▶ **TASK REQUIREMENTS**: What is the number of lines holding the word "with"? Write that number and nothing else.

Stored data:
--
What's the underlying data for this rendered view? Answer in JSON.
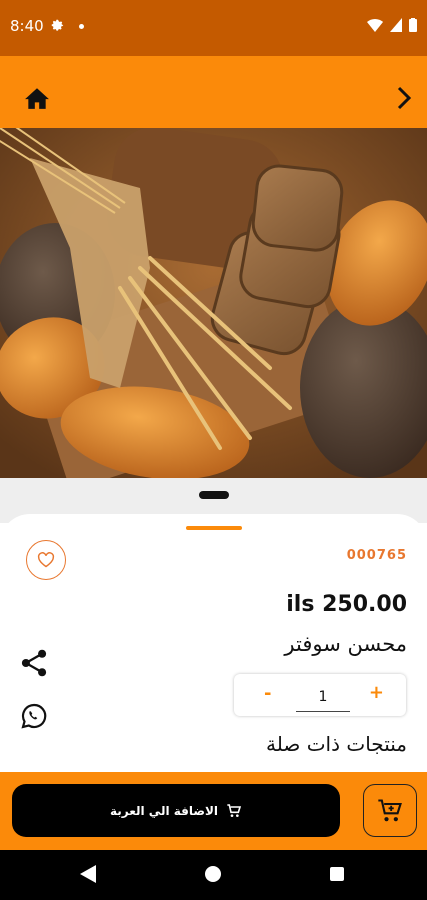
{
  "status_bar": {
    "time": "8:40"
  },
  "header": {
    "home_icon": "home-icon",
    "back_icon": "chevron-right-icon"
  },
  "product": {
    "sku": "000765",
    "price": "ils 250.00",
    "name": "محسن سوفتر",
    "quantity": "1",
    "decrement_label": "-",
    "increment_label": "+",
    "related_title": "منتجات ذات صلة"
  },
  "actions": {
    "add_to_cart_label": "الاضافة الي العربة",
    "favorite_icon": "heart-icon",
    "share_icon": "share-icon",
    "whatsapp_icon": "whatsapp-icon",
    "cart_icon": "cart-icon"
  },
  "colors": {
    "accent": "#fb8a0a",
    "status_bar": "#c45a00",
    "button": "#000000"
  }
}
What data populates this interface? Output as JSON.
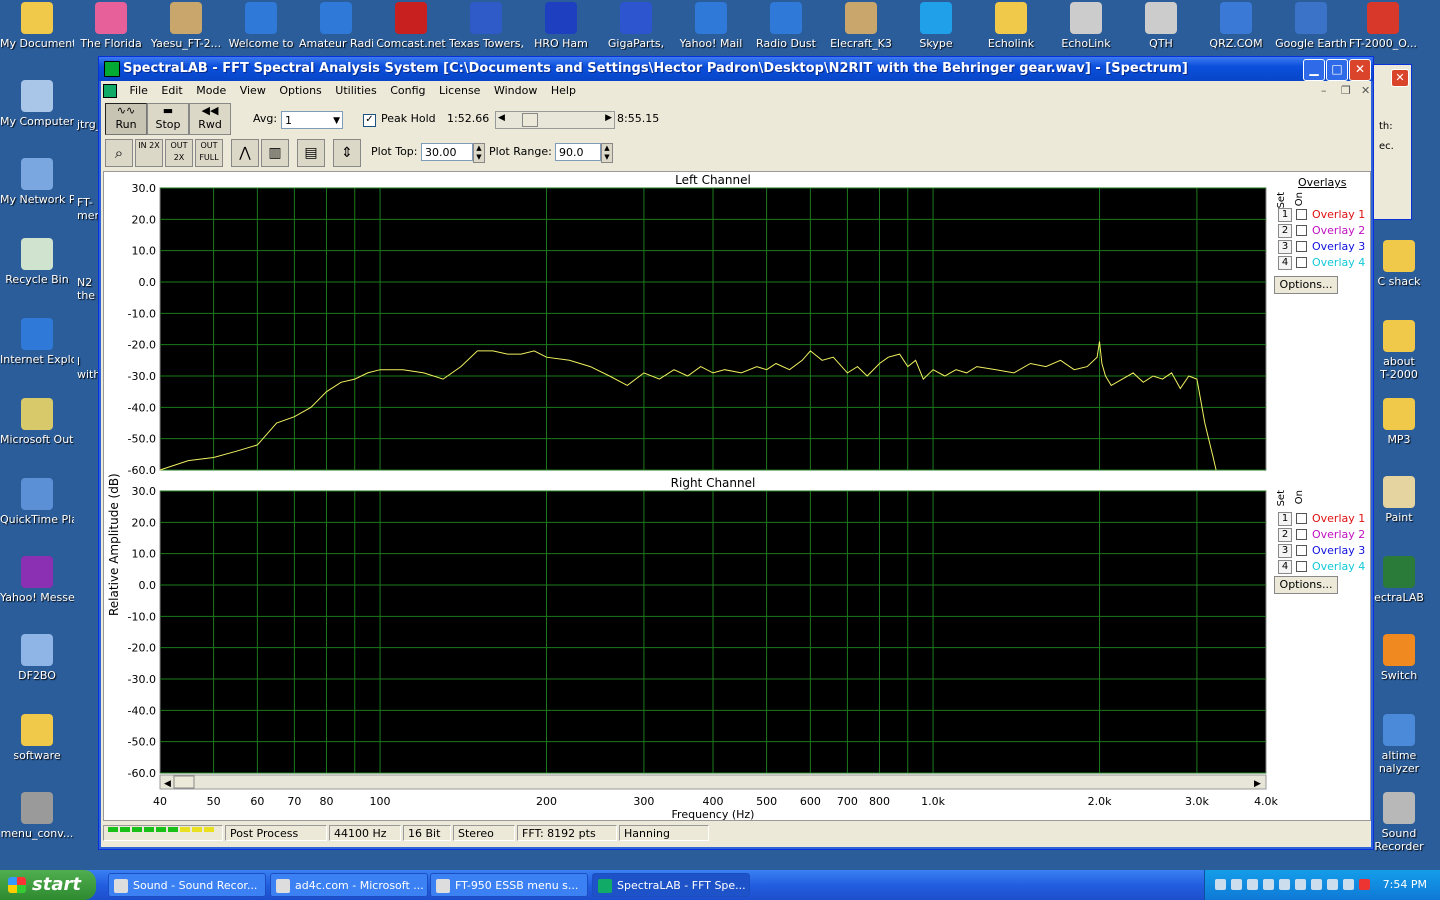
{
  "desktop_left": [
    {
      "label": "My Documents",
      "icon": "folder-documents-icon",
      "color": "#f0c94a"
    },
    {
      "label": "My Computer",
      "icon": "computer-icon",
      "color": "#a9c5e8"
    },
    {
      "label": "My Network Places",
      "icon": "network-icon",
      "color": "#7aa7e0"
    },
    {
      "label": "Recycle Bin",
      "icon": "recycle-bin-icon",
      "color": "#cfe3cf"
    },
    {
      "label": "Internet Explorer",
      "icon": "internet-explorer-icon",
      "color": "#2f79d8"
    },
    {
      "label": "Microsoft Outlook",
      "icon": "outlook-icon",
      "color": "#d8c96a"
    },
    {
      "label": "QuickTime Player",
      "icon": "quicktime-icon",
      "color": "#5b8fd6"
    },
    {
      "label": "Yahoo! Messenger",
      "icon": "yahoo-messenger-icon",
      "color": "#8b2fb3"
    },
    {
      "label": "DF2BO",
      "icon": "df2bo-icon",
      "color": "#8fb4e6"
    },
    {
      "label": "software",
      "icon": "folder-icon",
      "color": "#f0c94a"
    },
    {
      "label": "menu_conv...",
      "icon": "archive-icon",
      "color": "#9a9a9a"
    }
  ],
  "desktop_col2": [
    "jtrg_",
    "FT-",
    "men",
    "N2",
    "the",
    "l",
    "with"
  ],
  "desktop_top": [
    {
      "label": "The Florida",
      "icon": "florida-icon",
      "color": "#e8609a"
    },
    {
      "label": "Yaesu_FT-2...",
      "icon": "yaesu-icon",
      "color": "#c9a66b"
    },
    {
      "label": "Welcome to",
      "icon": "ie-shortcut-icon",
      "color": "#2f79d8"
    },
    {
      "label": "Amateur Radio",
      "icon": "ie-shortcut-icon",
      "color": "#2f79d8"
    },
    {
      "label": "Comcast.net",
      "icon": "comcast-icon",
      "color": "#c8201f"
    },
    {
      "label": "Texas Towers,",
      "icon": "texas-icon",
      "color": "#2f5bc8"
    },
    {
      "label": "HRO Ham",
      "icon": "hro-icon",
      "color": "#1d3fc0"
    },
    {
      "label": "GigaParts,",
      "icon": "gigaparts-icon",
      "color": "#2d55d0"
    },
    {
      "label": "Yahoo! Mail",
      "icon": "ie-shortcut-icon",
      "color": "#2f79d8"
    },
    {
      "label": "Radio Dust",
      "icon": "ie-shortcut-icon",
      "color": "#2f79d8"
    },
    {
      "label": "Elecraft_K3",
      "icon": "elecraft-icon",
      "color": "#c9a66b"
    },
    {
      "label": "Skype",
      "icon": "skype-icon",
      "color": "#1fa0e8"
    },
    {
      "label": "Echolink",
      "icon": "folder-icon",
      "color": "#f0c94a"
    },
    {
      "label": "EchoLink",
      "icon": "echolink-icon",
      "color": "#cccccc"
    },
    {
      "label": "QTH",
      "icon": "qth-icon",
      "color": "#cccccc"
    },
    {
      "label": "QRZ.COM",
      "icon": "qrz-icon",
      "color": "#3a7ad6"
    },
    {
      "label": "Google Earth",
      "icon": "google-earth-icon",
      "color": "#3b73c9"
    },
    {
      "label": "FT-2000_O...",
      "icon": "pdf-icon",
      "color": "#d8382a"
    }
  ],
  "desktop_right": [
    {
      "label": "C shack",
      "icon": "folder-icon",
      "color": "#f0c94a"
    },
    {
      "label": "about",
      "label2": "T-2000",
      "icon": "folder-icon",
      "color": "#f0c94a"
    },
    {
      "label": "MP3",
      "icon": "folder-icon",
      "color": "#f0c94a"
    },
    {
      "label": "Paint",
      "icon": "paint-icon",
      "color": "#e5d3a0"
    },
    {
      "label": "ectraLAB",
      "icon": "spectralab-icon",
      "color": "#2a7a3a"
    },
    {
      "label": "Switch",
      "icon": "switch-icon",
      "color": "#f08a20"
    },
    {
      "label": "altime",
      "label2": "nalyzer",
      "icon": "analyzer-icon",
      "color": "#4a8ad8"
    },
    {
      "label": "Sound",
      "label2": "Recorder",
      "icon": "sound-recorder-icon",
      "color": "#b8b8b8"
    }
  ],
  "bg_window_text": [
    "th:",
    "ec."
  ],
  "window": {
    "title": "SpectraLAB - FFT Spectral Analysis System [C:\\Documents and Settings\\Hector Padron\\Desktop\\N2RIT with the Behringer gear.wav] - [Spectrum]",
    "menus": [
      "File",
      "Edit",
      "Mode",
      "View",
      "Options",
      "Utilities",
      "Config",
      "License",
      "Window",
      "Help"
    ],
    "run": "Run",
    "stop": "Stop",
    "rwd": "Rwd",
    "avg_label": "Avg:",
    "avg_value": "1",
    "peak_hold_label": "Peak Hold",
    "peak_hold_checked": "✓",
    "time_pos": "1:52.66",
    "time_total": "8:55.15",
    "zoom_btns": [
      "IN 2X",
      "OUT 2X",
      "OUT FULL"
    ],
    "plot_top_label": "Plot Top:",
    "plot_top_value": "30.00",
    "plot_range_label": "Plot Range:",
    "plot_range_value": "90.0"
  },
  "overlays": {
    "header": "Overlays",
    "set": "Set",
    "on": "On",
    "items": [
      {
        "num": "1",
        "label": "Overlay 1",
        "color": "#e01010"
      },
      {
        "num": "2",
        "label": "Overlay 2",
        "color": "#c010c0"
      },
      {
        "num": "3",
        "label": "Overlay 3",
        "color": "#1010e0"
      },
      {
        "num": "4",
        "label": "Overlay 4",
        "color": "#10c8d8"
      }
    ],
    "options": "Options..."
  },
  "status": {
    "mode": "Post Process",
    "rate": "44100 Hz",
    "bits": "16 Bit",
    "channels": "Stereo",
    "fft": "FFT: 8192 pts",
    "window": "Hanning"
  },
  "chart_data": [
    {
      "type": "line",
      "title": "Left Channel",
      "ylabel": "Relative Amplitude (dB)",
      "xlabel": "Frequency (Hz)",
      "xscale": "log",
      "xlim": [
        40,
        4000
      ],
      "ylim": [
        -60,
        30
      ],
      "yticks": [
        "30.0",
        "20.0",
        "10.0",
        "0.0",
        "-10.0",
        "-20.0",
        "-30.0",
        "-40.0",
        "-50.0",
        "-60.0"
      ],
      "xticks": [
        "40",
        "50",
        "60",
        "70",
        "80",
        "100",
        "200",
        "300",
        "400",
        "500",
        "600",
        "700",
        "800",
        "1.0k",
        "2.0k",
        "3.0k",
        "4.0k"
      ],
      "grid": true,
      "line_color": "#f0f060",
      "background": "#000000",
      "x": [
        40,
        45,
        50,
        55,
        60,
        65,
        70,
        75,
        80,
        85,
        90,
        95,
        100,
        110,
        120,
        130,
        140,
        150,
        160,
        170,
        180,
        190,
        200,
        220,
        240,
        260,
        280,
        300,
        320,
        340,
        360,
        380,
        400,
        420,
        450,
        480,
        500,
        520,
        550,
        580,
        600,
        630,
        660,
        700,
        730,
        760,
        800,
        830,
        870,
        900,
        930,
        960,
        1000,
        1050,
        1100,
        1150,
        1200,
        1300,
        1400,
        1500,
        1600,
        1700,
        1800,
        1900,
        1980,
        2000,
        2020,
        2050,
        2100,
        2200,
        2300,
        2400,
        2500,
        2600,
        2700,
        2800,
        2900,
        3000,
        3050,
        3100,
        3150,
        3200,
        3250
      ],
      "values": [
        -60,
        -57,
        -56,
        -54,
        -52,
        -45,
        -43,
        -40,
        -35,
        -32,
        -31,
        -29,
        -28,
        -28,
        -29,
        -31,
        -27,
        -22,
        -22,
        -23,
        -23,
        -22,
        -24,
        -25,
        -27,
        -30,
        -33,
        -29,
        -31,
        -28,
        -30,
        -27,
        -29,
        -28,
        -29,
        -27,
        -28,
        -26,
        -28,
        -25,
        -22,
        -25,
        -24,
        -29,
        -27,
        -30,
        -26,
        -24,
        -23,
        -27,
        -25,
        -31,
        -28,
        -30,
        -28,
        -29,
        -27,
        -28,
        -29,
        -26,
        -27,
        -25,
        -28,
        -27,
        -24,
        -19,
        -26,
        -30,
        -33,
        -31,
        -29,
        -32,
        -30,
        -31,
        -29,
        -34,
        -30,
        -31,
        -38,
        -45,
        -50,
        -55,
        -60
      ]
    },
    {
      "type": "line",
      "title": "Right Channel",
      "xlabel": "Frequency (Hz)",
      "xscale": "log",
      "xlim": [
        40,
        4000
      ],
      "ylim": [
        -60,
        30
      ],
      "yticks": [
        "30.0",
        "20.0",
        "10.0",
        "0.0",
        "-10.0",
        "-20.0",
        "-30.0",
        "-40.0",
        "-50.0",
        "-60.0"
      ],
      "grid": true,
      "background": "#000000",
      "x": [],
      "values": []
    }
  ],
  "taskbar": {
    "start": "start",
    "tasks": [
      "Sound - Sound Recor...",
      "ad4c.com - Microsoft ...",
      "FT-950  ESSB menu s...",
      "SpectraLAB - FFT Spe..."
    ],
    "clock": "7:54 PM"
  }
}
--
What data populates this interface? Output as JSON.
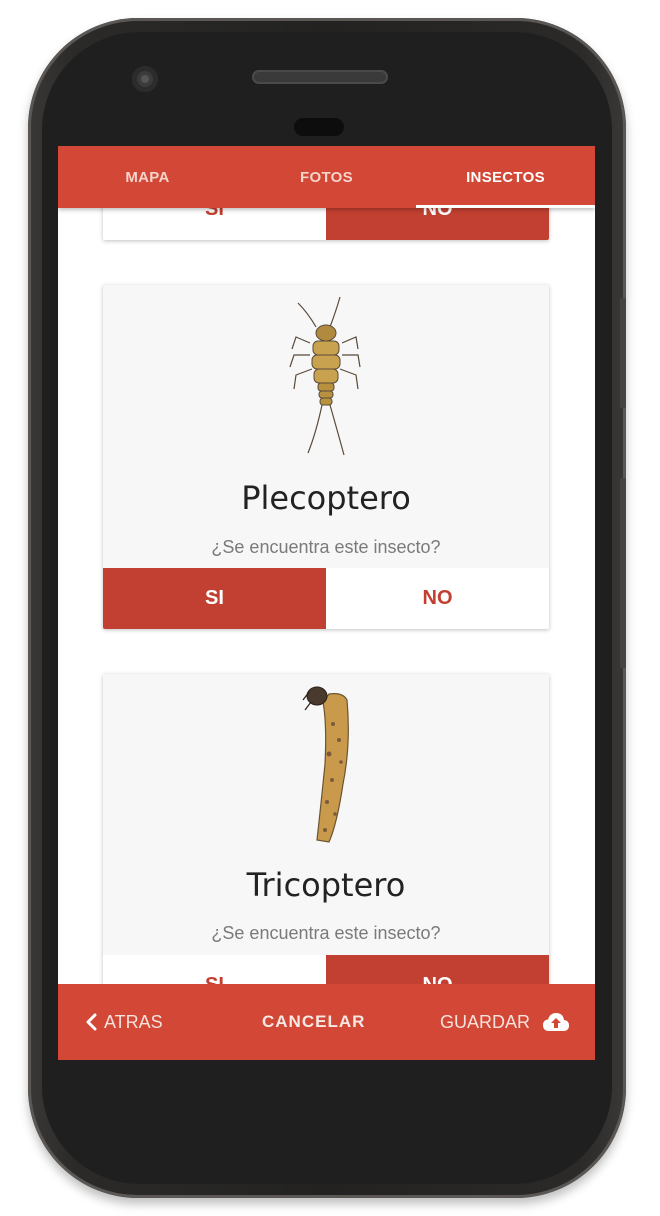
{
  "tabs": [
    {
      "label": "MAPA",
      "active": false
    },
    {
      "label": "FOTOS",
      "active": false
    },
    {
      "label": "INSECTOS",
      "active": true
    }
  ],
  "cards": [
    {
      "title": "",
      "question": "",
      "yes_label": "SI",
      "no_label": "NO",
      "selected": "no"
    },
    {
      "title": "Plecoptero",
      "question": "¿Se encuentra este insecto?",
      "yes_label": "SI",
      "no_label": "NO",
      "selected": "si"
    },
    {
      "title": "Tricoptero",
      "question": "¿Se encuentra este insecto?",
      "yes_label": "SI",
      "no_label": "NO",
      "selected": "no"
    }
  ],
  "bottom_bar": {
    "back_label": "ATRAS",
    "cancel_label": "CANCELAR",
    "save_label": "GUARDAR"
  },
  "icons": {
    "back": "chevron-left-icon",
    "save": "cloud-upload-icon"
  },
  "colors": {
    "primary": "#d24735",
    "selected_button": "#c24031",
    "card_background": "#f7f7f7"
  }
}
--
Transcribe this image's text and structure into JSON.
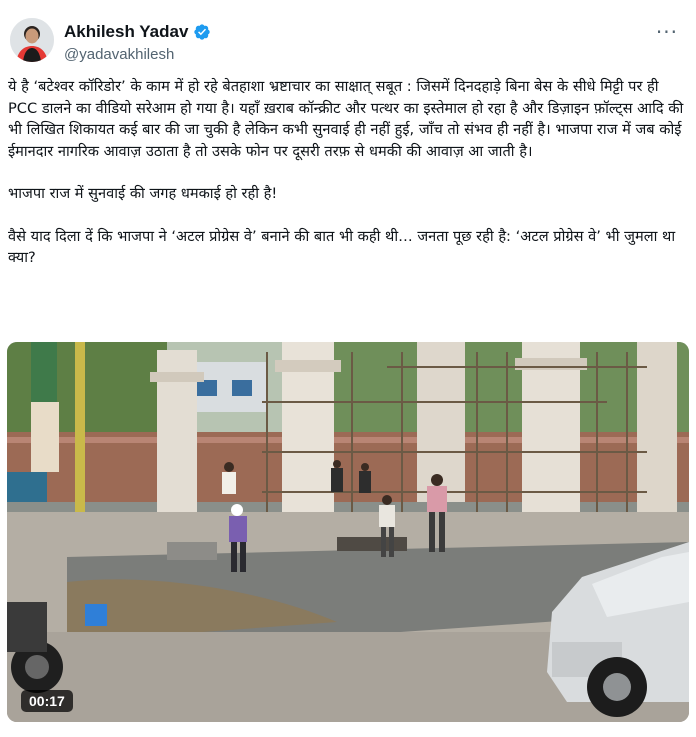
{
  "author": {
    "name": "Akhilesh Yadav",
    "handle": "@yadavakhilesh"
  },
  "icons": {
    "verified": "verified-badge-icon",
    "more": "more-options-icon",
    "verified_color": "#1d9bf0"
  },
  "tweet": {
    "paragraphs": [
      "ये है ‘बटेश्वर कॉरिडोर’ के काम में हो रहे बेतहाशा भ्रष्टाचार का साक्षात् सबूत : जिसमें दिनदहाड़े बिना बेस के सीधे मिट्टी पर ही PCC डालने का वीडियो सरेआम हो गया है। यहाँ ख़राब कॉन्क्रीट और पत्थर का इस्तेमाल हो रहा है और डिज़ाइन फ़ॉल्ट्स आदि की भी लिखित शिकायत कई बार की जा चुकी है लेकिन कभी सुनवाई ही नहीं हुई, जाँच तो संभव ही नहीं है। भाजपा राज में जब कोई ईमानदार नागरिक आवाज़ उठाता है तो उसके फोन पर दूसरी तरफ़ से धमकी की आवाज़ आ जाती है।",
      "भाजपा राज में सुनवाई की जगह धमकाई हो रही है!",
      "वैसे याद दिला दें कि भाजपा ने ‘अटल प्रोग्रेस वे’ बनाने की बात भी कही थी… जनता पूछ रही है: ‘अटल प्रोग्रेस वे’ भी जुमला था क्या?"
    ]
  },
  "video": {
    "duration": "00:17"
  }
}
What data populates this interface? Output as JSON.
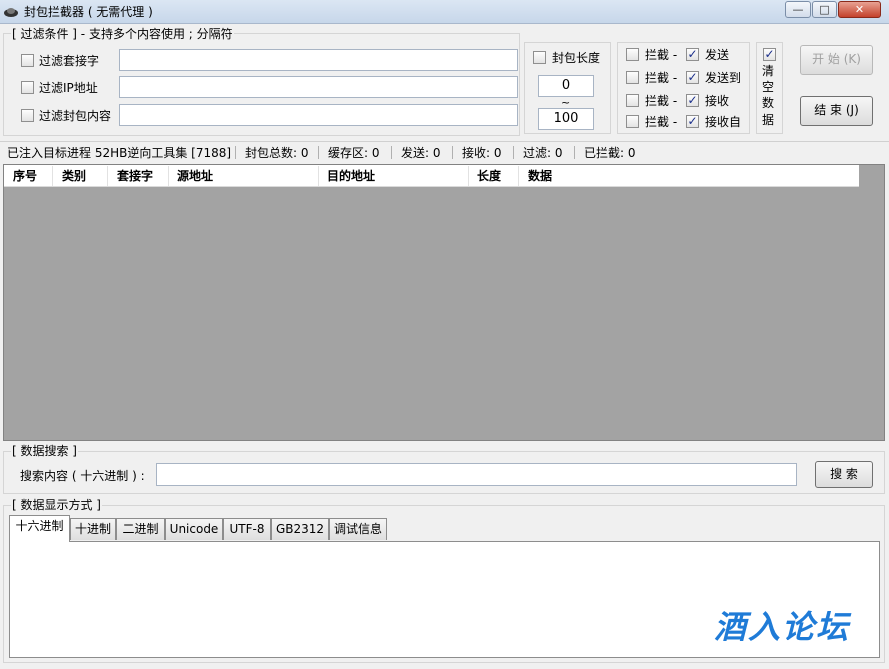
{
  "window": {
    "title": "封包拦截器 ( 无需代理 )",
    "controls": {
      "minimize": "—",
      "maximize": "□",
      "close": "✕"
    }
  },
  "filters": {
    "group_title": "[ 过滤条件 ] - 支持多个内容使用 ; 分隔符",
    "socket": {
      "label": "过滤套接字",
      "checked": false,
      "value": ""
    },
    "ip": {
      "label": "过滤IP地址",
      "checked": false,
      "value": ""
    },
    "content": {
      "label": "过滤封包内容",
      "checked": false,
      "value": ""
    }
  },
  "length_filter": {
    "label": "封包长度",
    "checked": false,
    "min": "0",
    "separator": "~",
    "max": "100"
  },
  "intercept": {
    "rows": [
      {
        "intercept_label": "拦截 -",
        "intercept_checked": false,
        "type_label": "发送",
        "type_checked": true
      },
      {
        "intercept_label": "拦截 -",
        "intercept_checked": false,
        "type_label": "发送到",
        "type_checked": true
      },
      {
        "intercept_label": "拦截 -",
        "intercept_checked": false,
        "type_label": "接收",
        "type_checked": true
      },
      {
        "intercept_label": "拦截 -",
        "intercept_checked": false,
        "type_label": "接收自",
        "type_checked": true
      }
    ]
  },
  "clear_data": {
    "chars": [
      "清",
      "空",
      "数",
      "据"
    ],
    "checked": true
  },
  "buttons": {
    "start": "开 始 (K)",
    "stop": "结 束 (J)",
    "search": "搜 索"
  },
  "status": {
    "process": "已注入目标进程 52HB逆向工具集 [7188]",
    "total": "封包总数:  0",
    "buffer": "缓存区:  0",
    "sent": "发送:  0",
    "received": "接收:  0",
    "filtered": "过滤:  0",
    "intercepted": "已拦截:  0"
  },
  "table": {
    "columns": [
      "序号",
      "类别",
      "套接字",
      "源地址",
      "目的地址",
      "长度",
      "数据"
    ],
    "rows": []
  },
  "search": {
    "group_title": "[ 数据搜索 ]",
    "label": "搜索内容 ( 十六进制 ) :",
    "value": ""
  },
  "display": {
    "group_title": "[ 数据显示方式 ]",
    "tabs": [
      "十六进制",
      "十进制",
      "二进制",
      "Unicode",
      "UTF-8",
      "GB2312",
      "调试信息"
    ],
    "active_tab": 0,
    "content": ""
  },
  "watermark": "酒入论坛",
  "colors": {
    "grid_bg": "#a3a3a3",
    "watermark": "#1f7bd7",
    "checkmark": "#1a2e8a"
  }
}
--
▶ **FULL SOLUTION**: 2